EXERCISE GOAL:
Copy each line of the records below character for character, leaving nothing out and changing nothing.

(Records)
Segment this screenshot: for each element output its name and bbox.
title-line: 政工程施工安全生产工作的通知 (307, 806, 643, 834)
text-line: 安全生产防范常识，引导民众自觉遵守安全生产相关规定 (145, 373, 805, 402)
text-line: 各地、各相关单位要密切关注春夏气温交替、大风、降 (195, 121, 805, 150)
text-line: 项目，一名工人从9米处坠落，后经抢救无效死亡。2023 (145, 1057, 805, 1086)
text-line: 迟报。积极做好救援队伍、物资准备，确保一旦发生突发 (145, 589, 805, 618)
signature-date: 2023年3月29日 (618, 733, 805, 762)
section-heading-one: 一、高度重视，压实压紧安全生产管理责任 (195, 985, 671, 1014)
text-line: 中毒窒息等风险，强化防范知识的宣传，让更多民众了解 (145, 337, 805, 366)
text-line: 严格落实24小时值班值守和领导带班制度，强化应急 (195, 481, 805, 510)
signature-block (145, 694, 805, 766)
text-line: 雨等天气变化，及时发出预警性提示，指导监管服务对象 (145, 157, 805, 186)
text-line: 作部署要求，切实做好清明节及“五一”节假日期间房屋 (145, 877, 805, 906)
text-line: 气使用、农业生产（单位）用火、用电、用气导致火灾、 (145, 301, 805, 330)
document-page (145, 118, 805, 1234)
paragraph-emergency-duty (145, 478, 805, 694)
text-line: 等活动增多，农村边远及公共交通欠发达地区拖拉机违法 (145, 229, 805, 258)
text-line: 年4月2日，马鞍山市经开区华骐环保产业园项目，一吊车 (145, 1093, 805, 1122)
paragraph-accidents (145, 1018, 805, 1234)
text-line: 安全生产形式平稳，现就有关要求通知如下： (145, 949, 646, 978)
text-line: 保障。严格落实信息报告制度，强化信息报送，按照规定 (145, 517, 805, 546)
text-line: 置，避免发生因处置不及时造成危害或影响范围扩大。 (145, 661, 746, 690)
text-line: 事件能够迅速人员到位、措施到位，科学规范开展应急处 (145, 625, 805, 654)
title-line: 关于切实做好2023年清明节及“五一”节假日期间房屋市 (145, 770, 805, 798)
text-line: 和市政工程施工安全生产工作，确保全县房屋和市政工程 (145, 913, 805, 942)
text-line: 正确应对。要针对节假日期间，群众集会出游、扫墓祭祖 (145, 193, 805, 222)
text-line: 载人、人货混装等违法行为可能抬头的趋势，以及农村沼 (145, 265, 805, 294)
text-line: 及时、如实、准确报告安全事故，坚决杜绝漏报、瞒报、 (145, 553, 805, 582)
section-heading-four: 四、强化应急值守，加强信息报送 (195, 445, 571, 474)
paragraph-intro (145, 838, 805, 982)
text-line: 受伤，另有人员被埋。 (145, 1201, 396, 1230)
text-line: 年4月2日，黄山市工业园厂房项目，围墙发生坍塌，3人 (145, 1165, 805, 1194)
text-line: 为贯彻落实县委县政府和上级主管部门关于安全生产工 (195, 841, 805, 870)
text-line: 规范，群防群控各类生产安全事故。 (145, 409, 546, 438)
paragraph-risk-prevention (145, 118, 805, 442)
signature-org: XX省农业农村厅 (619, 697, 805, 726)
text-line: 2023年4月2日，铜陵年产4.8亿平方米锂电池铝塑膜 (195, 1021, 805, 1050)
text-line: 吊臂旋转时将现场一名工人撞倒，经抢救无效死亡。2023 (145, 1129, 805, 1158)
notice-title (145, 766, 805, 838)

EXPECTED ANSWER:
Segment this screenshot: for each element output its name and bbox.
title-line: 政工程施工安全生产工作的通知 (307, 806, 643, 834)
text-line: 安全生产防范常识，引导民众自觉遵守安全生产相关规定 (145, 373, 805, 402)
text-line: 各地、各相关单位要密切关注春夏气温交替、大风、降 (195, 121, 805, 150)
text-line: 项目，一名工人从9米处坠落，后经抢救无效死亡。2023 (145, 1057, 805, 1086)
text-line: 迟报。积极做好救援队伍、物资准备，确保一旦发生突发 (145, 589, 805, 618)
signature-date: 2023年3月29日 (618, 733, 805, 762)
section-heading-one: 一、高度重视，压实压紧安全生产管理责任 (195, 985, 671, 1014)
text-line: 中毒窒息等风险，强化防范知识的宣传，让更多民众了解 (145, 337, 805, 366)
text-line: 严格落实24小时值班值守和领导带班制度，强化应急 (195, 481, 805, 510)
signature-block (145, 694, 805, 766)
text-line: 雨等天气变化，及时发出预警性提示，指导监管服务对象 (145, 157, 805, 186)
text-line: 作部署要求，切实做好清明节及“五一”节假日期间房屋 (145, 877, 805, 906)
text-line: 气使用、农业生产（单位）用火、用电、用气导致火灾、 (145, 301, 805, 330)
document-page (145, 118, 805, 1234)
paragraph-emergency-duty (145, 478, 805, 694)
text-line: 等活动增多，农村边远及公共交通欠发达地区拖拉机违法 (145, 229, 805, 258)
text-line: 年4月2日，马鞍山市经开区华骐环保产业园项目，一吊车 (145, 1093, 805, 1122)
paragraph-accidents (145, 1018, 805, 1234)
text-line: 安全生产形式平稳，现就有关要求通知如下： (145, 949, 646, 978)
text-line: 保障。严格落实信息报告制度，强化信息报送，按照规定 (145, 517, 805, 546)
text-line: 置，避免发生因处置不及时造成危害或影响范围扩大。 (145, 661, 746, 690)
text-line: 事件能够迅速人员到位、措施到位，科学规范开展应急处 (145, 625, 805, 654)
title-line: 关于切实做好2023年清明节及“五一”节假日期间房屋市 (145, 770, 805, 798)
text-line: 和市政工程施工安全生产工作，确保全县房屋和市政工程 (145, 913, 805, 942)
text-line: 正确应对。要针对节假日期间，群众集会出游、扫墓祭祖 (145, 193, 805, 222)
text-line: 载人、人货混装等违法行为可能抬头的趋势，以及农村沼 (145, 265, 805, 294)
text-line: 及时、如实、准确报告安全事故，坚决杜绝漏报、瞒报、 (145, 553, 805, 582)
section-heading-four: 四、强化应急值守，加强信息报送 (195, 445, 571, 474)
paragraph-intro (145, 838, 805, 982)
text-line: 受伤，另有人员被埋。 (145, 1201, 396, 1230)
text-line: 年4月2日，黄山市工业园厂房项目，围墙发生坍塌，3人 (145, 1165, 805, 1194)
text-line: 为贯彻落实县委县政府和上级主管部门关于安全生产工 (195, 841, 805, 870)
text-line: 规范，群防群控各类生产安全事故。 (145, 409, 546, 438)
paragraph-risk-prevention (145, 118, 805, 442)
signature-org: XX省农业农村厅 (619, 697, 805, 726)
text-line: 2023年4月2日，铜陵年产4.8亿平方米锂电池铝塑膜 (195, 1021, 805, 1050)
text-line: 吊臂旋转时将现场一名工人撞倒，经抢救无效死亡。2023 (145, 1129, 805, 1158)
notice-title (145, 766, 805, 838)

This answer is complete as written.